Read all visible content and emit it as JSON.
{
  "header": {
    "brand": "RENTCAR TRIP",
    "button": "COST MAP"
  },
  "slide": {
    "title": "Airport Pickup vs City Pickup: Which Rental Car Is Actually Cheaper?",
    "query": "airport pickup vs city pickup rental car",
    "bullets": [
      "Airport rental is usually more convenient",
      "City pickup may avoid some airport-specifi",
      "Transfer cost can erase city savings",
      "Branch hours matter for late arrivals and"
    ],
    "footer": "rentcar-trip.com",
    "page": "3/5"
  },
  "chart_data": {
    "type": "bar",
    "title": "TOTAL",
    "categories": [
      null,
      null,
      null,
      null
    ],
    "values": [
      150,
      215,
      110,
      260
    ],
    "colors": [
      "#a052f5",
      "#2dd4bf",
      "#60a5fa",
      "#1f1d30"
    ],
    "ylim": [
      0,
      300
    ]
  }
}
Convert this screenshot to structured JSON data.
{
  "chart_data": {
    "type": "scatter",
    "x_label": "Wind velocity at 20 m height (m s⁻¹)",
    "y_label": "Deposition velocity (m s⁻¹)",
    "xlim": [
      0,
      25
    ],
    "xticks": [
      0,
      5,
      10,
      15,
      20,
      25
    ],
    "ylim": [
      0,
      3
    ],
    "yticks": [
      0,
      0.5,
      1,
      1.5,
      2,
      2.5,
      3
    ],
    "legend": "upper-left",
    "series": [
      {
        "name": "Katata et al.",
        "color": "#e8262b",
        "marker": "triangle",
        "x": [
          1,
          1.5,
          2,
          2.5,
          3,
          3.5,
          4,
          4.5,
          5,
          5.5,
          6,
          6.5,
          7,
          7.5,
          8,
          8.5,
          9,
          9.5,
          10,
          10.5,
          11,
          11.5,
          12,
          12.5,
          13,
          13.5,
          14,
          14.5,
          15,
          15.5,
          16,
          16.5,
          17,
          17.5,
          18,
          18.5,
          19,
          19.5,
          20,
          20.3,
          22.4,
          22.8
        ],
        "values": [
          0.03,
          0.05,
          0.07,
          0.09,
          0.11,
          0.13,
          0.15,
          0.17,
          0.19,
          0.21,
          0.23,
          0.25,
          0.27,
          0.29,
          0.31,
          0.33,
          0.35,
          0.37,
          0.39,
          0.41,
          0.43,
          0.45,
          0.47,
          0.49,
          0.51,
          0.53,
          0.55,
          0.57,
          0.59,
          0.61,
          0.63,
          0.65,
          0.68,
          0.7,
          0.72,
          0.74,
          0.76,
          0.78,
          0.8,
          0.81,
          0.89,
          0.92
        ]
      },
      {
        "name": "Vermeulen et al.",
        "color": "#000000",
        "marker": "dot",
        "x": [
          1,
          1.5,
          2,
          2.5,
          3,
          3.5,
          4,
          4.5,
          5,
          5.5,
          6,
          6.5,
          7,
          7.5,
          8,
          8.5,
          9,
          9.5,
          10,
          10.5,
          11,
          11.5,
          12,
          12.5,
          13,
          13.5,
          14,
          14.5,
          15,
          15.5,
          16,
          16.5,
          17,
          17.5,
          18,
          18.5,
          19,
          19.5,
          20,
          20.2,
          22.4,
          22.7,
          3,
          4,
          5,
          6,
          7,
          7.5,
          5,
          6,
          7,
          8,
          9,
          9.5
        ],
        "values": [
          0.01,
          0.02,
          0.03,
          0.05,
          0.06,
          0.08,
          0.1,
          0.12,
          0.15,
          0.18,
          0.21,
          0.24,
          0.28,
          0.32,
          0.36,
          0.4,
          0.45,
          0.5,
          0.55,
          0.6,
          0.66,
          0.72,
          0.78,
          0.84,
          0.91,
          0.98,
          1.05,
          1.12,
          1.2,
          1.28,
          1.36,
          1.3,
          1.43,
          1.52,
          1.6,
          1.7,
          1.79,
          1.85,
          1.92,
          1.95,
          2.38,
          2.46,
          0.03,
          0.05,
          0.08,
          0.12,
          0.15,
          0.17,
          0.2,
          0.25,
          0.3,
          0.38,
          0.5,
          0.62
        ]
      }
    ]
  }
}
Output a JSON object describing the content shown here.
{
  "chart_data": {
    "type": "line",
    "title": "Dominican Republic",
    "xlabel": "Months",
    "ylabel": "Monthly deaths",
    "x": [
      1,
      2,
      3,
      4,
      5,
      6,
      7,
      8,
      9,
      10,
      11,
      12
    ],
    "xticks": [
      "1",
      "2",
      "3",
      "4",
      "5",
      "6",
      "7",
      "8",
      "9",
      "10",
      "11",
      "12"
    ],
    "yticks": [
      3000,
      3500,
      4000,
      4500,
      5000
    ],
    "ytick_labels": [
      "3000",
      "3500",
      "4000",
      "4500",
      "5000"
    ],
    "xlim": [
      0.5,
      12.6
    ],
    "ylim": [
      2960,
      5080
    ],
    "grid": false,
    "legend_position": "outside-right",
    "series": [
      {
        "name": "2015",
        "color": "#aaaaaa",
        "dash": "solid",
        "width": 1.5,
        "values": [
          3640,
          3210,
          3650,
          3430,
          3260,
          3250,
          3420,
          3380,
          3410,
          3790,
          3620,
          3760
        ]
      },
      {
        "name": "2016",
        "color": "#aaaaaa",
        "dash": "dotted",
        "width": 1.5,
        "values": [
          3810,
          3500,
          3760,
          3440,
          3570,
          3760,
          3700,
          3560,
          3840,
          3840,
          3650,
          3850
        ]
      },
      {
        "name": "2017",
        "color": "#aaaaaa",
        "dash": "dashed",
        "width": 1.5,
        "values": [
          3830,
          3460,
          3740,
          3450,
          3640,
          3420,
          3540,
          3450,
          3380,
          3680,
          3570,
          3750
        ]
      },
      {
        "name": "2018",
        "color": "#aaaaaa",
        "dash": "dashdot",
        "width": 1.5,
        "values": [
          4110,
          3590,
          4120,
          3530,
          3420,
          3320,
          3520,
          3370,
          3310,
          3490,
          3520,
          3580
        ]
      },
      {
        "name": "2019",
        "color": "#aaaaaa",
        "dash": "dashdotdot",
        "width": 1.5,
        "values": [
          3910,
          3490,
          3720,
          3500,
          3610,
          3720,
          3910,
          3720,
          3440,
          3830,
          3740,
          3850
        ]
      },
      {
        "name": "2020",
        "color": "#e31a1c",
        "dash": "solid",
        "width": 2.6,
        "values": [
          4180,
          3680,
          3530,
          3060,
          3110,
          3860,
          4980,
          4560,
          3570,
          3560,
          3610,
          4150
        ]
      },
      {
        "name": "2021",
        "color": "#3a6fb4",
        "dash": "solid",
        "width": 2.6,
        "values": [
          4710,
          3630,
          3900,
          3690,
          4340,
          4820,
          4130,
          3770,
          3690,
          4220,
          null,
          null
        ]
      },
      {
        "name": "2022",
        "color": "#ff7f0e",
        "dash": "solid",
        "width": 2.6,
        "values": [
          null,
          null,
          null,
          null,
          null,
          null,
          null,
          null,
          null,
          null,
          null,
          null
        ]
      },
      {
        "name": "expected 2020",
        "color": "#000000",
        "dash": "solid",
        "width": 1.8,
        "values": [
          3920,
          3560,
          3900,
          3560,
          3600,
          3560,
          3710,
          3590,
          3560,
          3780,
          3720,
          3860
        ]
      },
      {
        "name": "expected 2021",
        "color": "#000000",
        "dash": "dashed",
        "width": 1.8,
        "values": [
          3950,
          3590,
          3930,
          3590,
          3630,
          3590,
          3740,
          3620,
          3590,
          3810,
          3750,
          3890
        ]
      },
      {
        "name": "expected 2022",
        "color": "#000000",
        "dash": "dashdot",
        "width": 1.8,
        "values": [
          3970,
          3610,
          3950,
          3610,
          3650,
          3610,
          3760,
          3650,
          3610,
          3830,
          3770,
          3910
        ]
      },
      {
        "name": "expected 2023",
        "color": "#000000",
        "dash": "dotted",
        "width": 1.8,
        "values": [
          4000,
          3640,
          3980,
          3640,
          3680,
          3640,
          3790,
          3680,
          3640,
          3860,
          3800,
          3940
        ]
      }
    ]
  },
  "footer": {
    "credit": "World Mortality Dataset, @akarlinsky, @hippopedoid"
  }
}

* Requirements: Scan the records above, count the lines with "title" in them, and give only the number.

* Correct result: 3